>> Start

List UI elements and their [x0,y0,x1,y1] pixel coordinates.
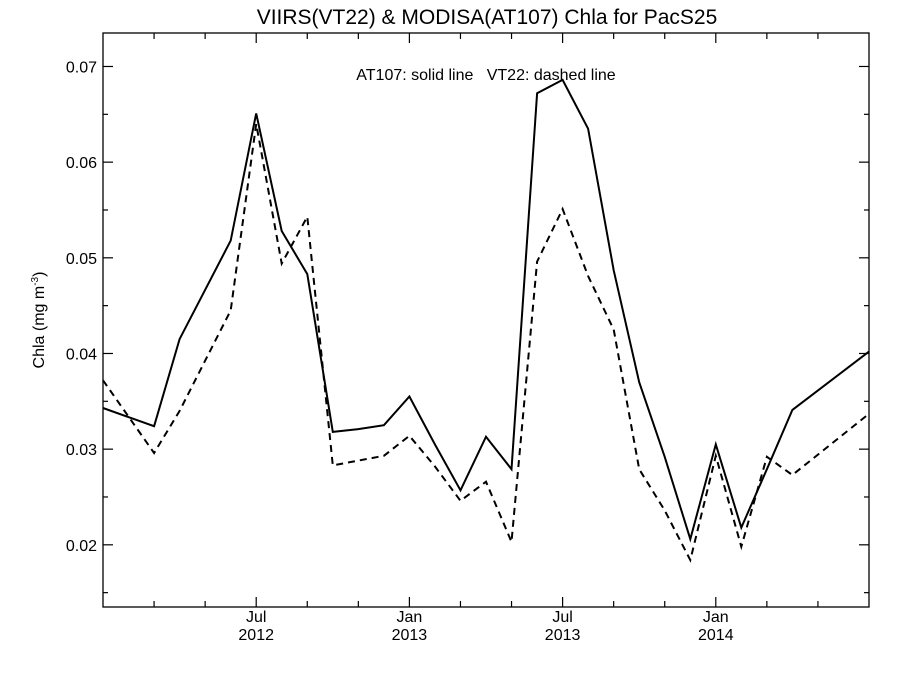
y-axis-label-close: ) [31,272,48,277]
y-axis: 0.02 0.03 0.04 0.05 0.06 0.07 [66,59,869,594]
chart-annotation: AT107: solid line VT22: dashed line [356,67,616,84]
y-tick-label: 0.06 [66,155,97,172]
y-tick-label: 0.05 [66,251,97,268]
plot-frame [102,32,870,608]
x-tick-label-year: 2013 [545,627,581,644]
chart-title: VIIRS(VT22) & MODISA(AT107) Chla for Pac… [257,6,718,29]
x-tick-label-year: 2014 [698,627,734,644]
y-tick-label: 0.04 [66,346,97,363]
x-tick-label-month: Jul [246,609,266,626]
x-tick-label-year: 2012 [238,627,274,644]
x-tick-label-month: Jul [552,609,572,626]
x-tick-label-month: Jan [397,609,423,626]
series-layer [102,78,870,563]
y-axis-label: Chla (mg m-3) [30,272,48,369]
y-axis-label-exponent: -3 [30,276,41,285]
series-line-at107 [102,78,870,543]
series-line-vt22 [102,123,870,563]
x-tick-label-year: 2013 [392,627,428,644]
y-tick-label: 0.03 [66,442,97,459]
y-axis-label-main: Chla (mg m [31,286,48,369]
y-tick-label: 0.07 [66,59,97,76]
x-tick-label-month: Jan [703,609,729,626]
y-tick-label: 0.02 [66,538,97,555]
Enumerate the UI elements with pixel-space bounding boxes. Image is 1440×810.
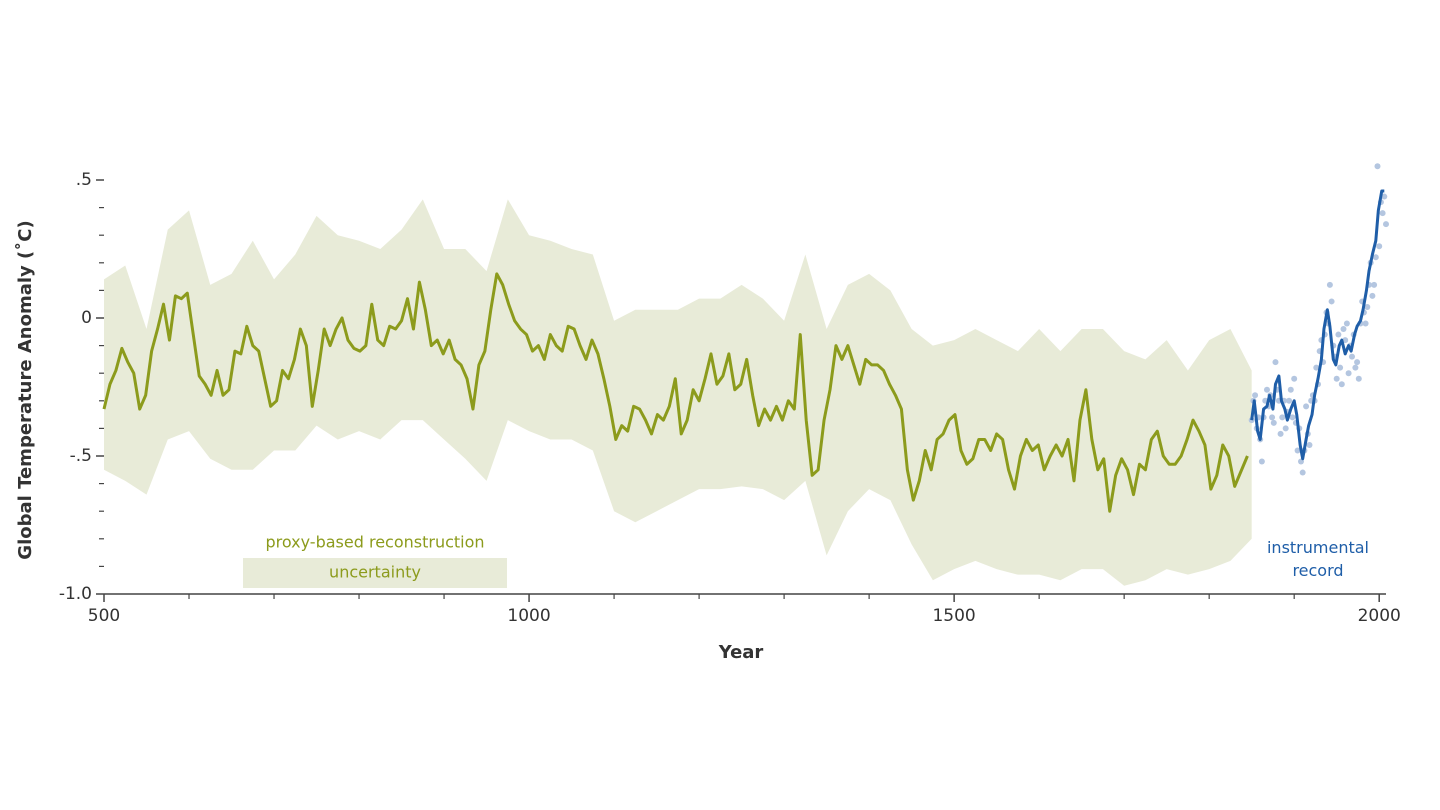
annual-point [1374, 163, 1381, 170]
annual-point [1279, 414, 1286, 421]
x-tick-label: 500 [88, 606, 120, 626]
annual-point [1337, 364, 1344, 371]
annual-point [1362, 320, 1369, 327]
annual-point [1372, 254, 1379, 261]
annual-point [1258, 458, 1265, 465]
annual-point [1338, 381, 1345, 388]
annual-point [1364, 303, 1371, 310]
annual-point [1294, 447, 1301, 454]
annual-point [1335, 331, 1342, 338]
y-axis-title: Global Temperature Anomaly (˚C) [14, 220, 36, 559]
x-axis-title: Year [718, 642, 764, 663]
annual-point [1306, 441, 1313, 448]
plot-area: 500 1000 1500 2000 .5 0 -.5 -1.0 [59, 163, 1401, 626]
annual-point [1282, 425, 1289, 432]
annual-point [1272, 359, 1279, 366]
annual-point [1352, 364, 1359, 371]
annual-point [1369, 292, 1376, 299]
legend-label: uncertainty [329, 563, 421, 582]
annual-point [1355, 375, 1362, 382]
annual-point [1252, 392, 1259, 399]
y-tick-label: 0 [81, 308, 92, 328]
annual-point [1299, 469, 1306, 476]
annual-point [1328, 298, 1335, 305]
annual-point [1277, 430, 1284, 437]
annual-point [1371, 281, 1378, 288]
annual-point [1340, 326, 1347, 333]
annual-point [1286, 397, 1293, 404]
x-tick-label: 1500 [932, 606, 975, 626]
annual-point [1303, 403, 1310, 410]
series-line [102, 272, 1249, 513]
annual-point [1270, 419, 1277, 426]
annual-point [1269, 414, 1276, 421]
x-tick-label: 1000 [507, 606, 550, 626]
annual-point [1376, 243, 1383, 250]
annual-point [1354, 359, 1361, 366]
series-line [1250, 189, 1385, 461]
series-label: instrumental record [1266, 538, 1369, 580]
annual-point [1313, 364, 1320, 371]
annual-point [1333, 375, 1340, 382]
annual-point [1326, 281, 1333, 288]
y-tick-label: -1.0 [59, 584, 92, 604]
annual-point [1291, 375, 1298, 382]
legend-swatch [243, 558, 507, 588]
annual-point [1287, 386, 1294, 393]
annual-point [1289, 414, 1296, 421]
annual-point [1343, 320, 1350, 327]
annual-point [1383, 221, 1389, 228]
annual-point [1379, 210, 1386, 217]
annual-point [1345, 370, 1352, 377]
annual-point [1348, 353, 1355, 360]
y-tick-label: -.5 [70, 446, 92, 466]
annual-point [1263, 386, 1270, 393]
legend-label: proxy-based reconstruction [265, 533, 484, 552]
y-tick-label: .5 [76, 170, 92, 190]
x-tick-label: 2000 [1358, 606, 1401, 626]
annual-point [1381, 193, 1388, 200]
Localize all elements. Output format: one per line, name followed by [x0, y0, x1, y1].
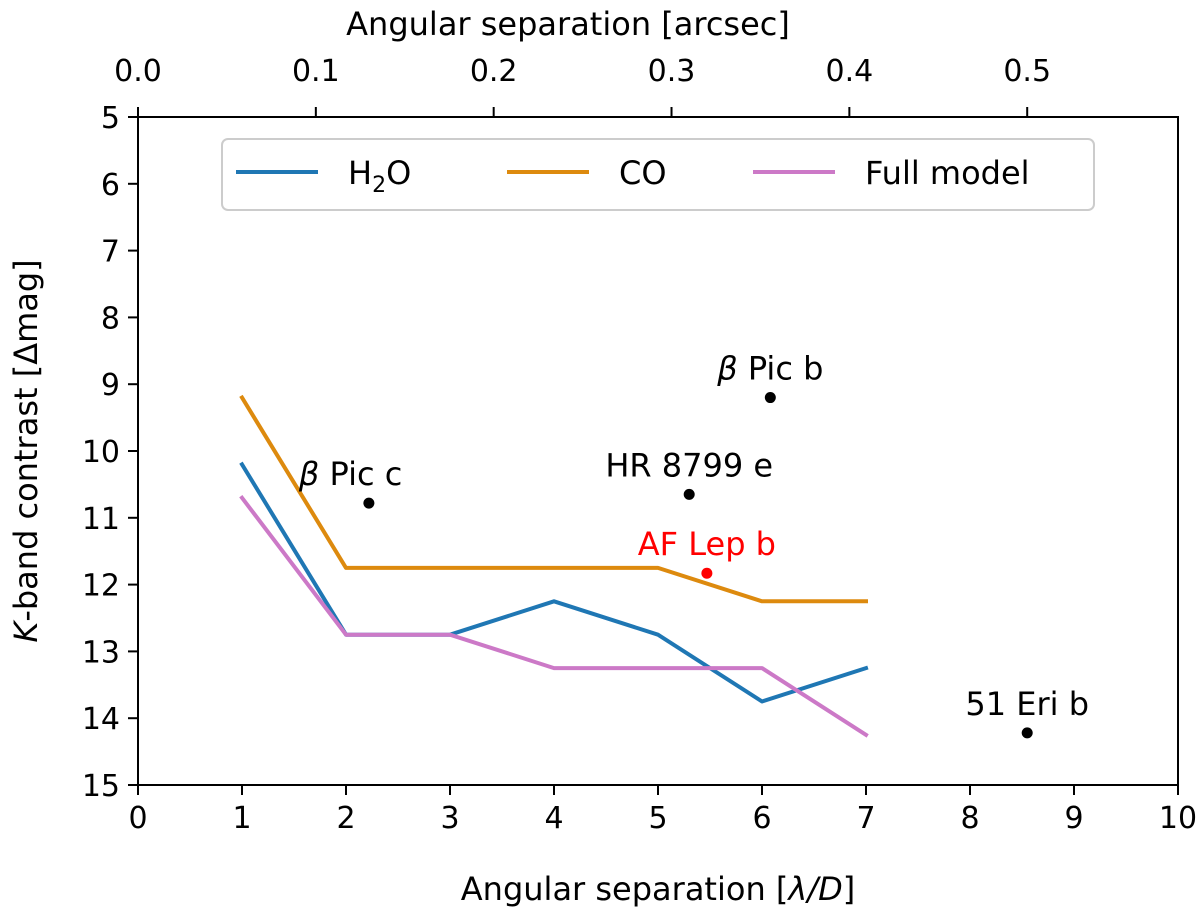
y-tick-label: 6	[101, 168, 120, 203]
x-tick-label: 7	[856, 801, 875, 836]
x-tick-label: 9	[1064, 801, 1083, 836]
series-line-full-model	[239, 494, 869, 738]
x-tick-label: 1	[232, 801, 251, 836]
planet-label: β Pic b	[716, 350, 823, 388]
legend: H2O CO Full model	[221, 138, 1095, 211]
y-tick-label: 9	[101, 368, 120, 403]
top-tick-label: 0.2	[470, 54, 518, 89]
legend-entry: CO	[619, 154, 667, 192]
y-tick-label: 7	[101, 235, 120, 270]
planet-label: 51 Eri b	[965, 685, 1089, 723]
x-tick-label: 0	[128, 801, 147, 836]
top-tick-label: 0.0	[114, 54, 162, 89]
y-tick-label: 12	[82, 569, 120, 604]
y-tick-label: 14	[82, 702, 120, 737]
x-tick-label: 3	[440, 801, 459, 836]
y-tick-label: 8	[101, 301, 120, 336]
y-tick-label: 10	[82, 435, 120, 470]
y-tick-label: 11	[82, 502, 120, 537]
planet-label: β Pic c	[298, 455, 402, 493]
legend-box	[221, 138, 1095, 211]
annotations-layer: β Pic b β Pic c HR 8799 e AF Lep b 51 Eri b	[298, 350, 1089, 739]
top-tick-label: 0.5	[1003, 54, 1051, 89]
legend-entry: H2O	[348, 154, 411, 198]
planet-point	[1021, 727, 1033, 739]
top-tick-label: 0.1	[292, 54, 340, 89]
planet-point	[363, 497, 375, 509]
top-tick-label: 0.3	[648, 54, 696, 89]
series-layer	[239, 394, 869, 738]
top-axis-label: Angular separation [arcsec]	[346, 5, 790, 43]
planet-label: HR 8799 e	[605, 446, 773, 484]
x-tick-label: 8	[960, 801, 979, 836]
planet-point	[764, 392, 776, 404]
x-tick-label: 4	[544, 801, 563, 836]
series-line-h2o	[239, 461, 869, 704]
x-tick-label: 2	[336, 801, 355, 836]
x-tick-label: 10	[1159, 801, 1197, 836]
y-tick-label: 15	[82, 769, 120, 804]
y-tick-label: 13	[82, 635, 120, 670]
series-line-co	[239, 394, 868, 604]
x-tick-label: 5	[648, 801, 667, 836]
planet-point	[683, 488, 695, 500]
y-axis-label: K-band contrast [Δmag]	[7, 259, 45, 642]
legend-entry: Full model	[865, 154, 1030, 192]
planet-point	[701, 567, 713, 579]
y-tick-label: 5	[101, 101, 120, 136]
planet-label: AF Lep b	[638, 525, 776, 563]
x-tick-label: 6	[752, 801, 771, 836]
top-tick-label: 0.4	[826, 54, 874, 89]
x-axis-label: Angular separation [λ/D]	[461, 870, 855, 908]
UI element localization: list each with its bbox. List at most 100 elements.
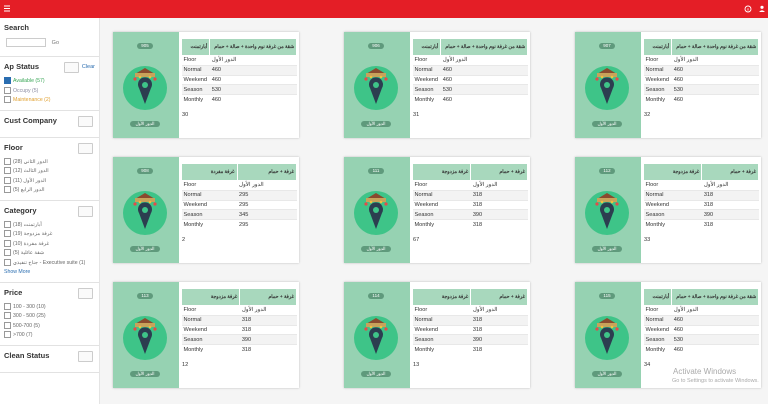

>> End

__Task__: Copy every line of the records above word for word, leaving out the pictures.

__Solution below__:
List UI elements and their [x0,y0,x1,y1] pixel coordinates.
y-axis-label-close: ) [31,272,48,277]
y-axis: 0.02 0.03 0.04 0.05 0.06 0.07 [66,59,869,594]
chart-annotation: AT107: solid line VT22: dashed line [356,67,616,84]
y-tick-label: 0.06 [66,155,97,172]
y-tick-label: 0.05 [66,251,97,268]
plot-frame [102,32,870,608]
x-tick-label-year: 2013 [545,627,581,644]
chart-title: VIIRS(VT22) & MODISA(AT107) Chla for Pac… [257,6,718,29]
x-tick-label-year: 2014 [698,627,734,644]
y-tick-label: 0.04 [66,346,97,363]
x-tick-label-month: Jul [246,609,266,626]
x-tick-label-year: 2012 [238,627,274,644]
x-tick-label-month: Jul [552,609,572,626]
x-tick-label-month: Jan [397,609,423,626]
series-layer [102,78,870,563]
y-axis-label: Chla (mg m-3) [30,272,48,369]
y-axis-label-exponent: -3 [30,276,41,285]
series-line-at107 [102,78,870,543]
series-line-vt22 [102,123,870,563]
x-tick-label-year: 2013 [392,627,428,644]
y-tick-label: 0.03 [66,442,97,459]
y-axis-label-main: Chla (mg m [31,286,48,369]
y-tick-label: 0.07 [66,59,97,76]
x-tick-label-month: Jan [703,609,729,626]
y-tick-label: 0.02 [66,538,97,555]
Enumerate the UI elements with pixel-space bounding boxes. Image is 1440×810.
annual-point [1374, 163, 1381, 170]
annual-point [1279, 414, 1286, 421]
x-tick-label: 500 [88, 606, 120, 626]
annual-point [1337, 364, 1344, 371]
annual-point [1362, 320, 1369, 327]
annual-point [1372, 254, 1379, 261]
annual-point [1258, 458, 1265, 465]
annual-point [1338, 381, 1345, 388]
annual-point [1364, 303, 1371, 310]
annual-point [1294, 447, 1301, 454]
annual-point [1335, 331, 1342, 338]
y-axis-title: Global Temperature Anomaly (˚C) [14, 220, 36, 559]
x-axis-title: Year [718, 642, 764, 663]
annual-point [1306, 441, 1313, 448]
plot-area: 500 1000 1500 2000 .5 0 -.5 -1.0 [59, 163, 1401, 626]
annual-point [1282, 425, 1289, 432]
annual-point [1272, 359, 1279, 366]
annual-point [1352, 364, 1359, 371]
annual-point [1369, 292, 1376, 299]
legend-label: uncertainty [329, 563, 421, 582]
annual-point [1355, 375, 1362, 382]
annual-point [1252, 392, 1259, 399]
y-tick-label: 0 [81, 308, 92, 328]
annual-point [1299, 469, 1306, 476]
annual-point [1328, 298, 1335, 305]
annual-point [1277, 430, 1284, 437]
annual-point [1371, 281, 1378, 288]
annual-point [1340, 326, 1347, 333]
annual-point [1286, 397, 1293, 404]
x-tick-label: 1500 [932, 606, 975, 626]
annual-point [1303, 403, 1310, 410]
series-line [102, 272, 1249, 513]
annual-point [1270, 419, 1277, 426]
annual-point [1269, 414, 1276, 421]
x-tick-label: 1000 [507, 606, 550, 626]
annual-point [1376, 243, 1383, 250]
annual-point [1354, 359, 1361, 366]
series-line [1250, 189, 1385, 461]
series-label: instrumental record [1266, 538, 1369, 580]
annual-point [1313, 364, 1320, 371]
annual-point [1333, 375, 1340, 382]
annual-point [1326, 281, 1333, 288]
y-tick-label: -1.0 [59, 584, 92, 604]
annual-point [1291, 375, 1298, 382]
legend-swatch [243, 558, 507, 588]
annual-point [1287, 386, 1294, 393]
annual-point [1289, 414, 1296, 421]
annual-point [1343, 320, 1350, 327]
annual-point [1383, 221, 1389, 228]
annual-point [1379, 210, 1386, 217]
annual-point [1345, 370, 1352, 377]
annual-point [1348, 353, 1355, 360]
y-tick-label: -.5 [70, 446, 92, 466]
annual-point [1263, 386, 1270, 393]
legend-label: proxy-based reconstruction [265, 533, 484, 552]
y-tick-label: .5 [76, 170, 92, 190]
x-tick-label: 2000 [1358, 606, 1401, 626]
annual-point [1381, 193, 1388, 200]
Localize all elements. Output format: one per line, name followed by [x0, y0, x1, y1].
y-tick-label: 6	[101, 168, 120, 203]
x-tick-label: 7	[856, 801, 875, 836]
x-tick-label: 9	[1064, 801, 1083, 836]
series-line-full-model	[239, 494, 869, 738]
x-tick-label: 1	[232, 801, 251, 836]
planet-label: β Pic b	[716, 350, 823, 388]
legend: H2O CO Full model	[221, 138, 1095, 211]
y-tick-label: 9	[101, 368, 120, 403]
top-tick-label: 0.2	[470, 54, 518, 89]
legend-entry: CO	[619, 154, 667, 192]
y-tick-label: 7	[101, 235, 120, 270]
planet-label: 51 Eri b	[965, 685, 1089, 723]
x-tick-label: 0	[128, 801, 147, 836]
top-tick-label: 0.0	[114, 54, 162, 89]
y-tick-label: 12	[82, 569, 120, 604]
y-tick-label: 14	[82, 702, 120, 737]
x-tick-label: 3	[440, 801, 459, 836]
y-tick-label: 8	[101, 301, 120, 336]
y-tick-label: 10	[82, 435, 120, 470]
y-tick-label: 11	[82, 502, 120, 537]
planet-label: β Pic c	[298, 455, 402, 493]
legend-box	[221, 138, 1095, 211]
annotations-layer: β Pic b β Pic c HR 8799 e AF Lep b 51 Eri b	[298, 350, 1089, 739]
top-tick-label: 0.5	[1003, 54, 1051, 89]
legend-entry: H2O	[348, 154, 411, 198]
planet-point	[1021, 727, 1033, 739]
top-tick-label: 0.1	[292, 54, 340, 89]
planet-point	[363, 497, 375, 509]
top-tick-label: 0.3	[648, 54, 696, 89]
series-layer	[239, 394, 869, 738]
top-axis-label: Angular separation [arcsec]	[346, 5, 790, 43]
planet-label: HR 8799 e	[605, 446, 773, 484]
x-tick-label: 8	[960, 801, 979, 836]
planet-point	[764, 392, 776, 404]
x-tick-label: 4	[544, 801, 563, 836]
series-line-h2o	[239, 461, 869, 704]
x-tick-label: 2	[336, 801, 355, 836]
x-tick-label: 10	[1159, 801, 1197, 836]
y-tick-label: 15	[82, 769, 120, 804]
y-tick-label: 13	[82, 635, 120, 670]
series-line-co	[239, 394, 868, 604]
x-tick-label: 5	[648, 801, 667, 836]
planet-point	[683, 488, 695, 500]
y-axis-label: K-band contrast [Δmag]	[7, 259, 45, 642]
legend-entry: Full model	[865, 154, 1030, 192]
planet-point	[701, 567, 713, 579]
y-tick-label: 5	[101, 101, 120, 136]
planet-label: AF Lep b	[638, 525, 776, 563]
x-tick-label: 6	[752, 801, 771, 836]
top-tick-label: 0.4	[826, 54, 874, 89]
x-axis-label: Angular separation [λ/D]	[461, 870, 855, 908]
UI element localization: list each with its bbox. List at most 100 elements.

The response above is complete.